:: Records shown ::

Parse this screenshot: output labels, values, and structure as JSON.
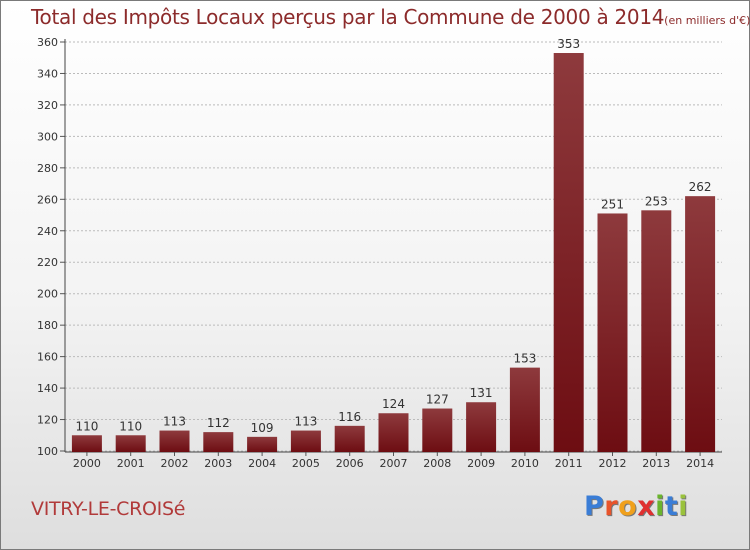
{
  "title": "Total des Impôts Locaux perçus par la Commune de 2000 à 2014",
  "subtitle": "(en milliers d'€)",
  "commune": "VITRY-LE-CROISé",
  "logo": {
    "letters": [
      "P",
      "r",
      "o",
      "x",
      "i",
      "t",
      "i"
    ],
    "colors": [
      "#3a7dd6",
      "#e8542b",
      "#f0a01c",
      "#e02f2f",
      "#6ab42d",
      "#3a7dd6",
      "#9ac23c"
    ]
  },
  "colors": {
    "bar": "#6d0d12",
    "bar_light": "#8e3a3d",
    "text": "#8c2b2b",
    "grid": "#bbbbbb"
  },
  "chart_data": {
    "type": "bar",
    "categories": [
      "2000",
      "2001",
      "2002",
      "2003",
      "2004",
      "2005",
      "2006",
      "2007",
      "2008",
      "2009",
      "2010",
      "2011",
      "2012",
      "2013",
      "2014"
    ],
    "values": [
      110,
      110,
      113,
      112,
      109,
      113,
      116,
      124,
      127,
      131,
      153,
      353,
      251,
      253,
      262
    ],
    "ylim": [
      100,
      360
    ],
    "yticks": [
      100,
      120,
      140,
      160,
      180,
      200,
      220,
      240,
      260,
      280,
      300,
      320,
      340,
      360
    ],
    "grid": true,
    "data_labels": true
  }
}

:: Aim ::
Using the data above, write out every line exactly, leaving the images behind.

:: Output of the task ::
Parse this screenshot: output labels, values, and structure as JSON.
{
  "title": "Total des Impôts Locaux perçus par la Commune de 2000 à 2014",
  "subtitle": "(en milliers d'€)",
  "commune": "VITRY-LE-CROISé",
  "logo": {
    "letters": [
      "P",
      "r",
      "o",
      "x",
      "i",
      "t",
      "i"
    ],
    "colors": [
      "#3a7dd6",
      "#e8542b",
      "#f0a01c",
      "#e02f2f",
      "#6ab42d",
      "#3a7dd6",
      "#9ac23c"
    ]
  },
  "colors": {
    "bar": "#6d0d12",
    "bar_light": "#8e3a3d",
    "text": "#8c2b2b",
    "grid": "#bbbbbb"
  },
  "chart_data": {
    "type": "bar",
    "categories": [
      "2000",
      "2001",
      "2002",
      "2003",
      "2004",
      "2005",
      "2006",
      "2007",
      "2008",
      "2009",
      "2010",
      "2011",
      "2012",
      "2013",
      "2014"
    ],
    "values": [
      110,
      110,
      113,
      112,
      109,
      113,
      116,
      124,
      127,
      131,
      153,
      353,
      251,
      253,
      262
    ],
    "ylim": [
      100,
      360
    ],
    "yticks": [
      100,
      120,
      140,
      160,
      180,
      200,
      220,
      240,
      260,
      280,
      300,
      320,
      340,
      360
    ],
    "grid": true,
    "data_labels": true
  }
}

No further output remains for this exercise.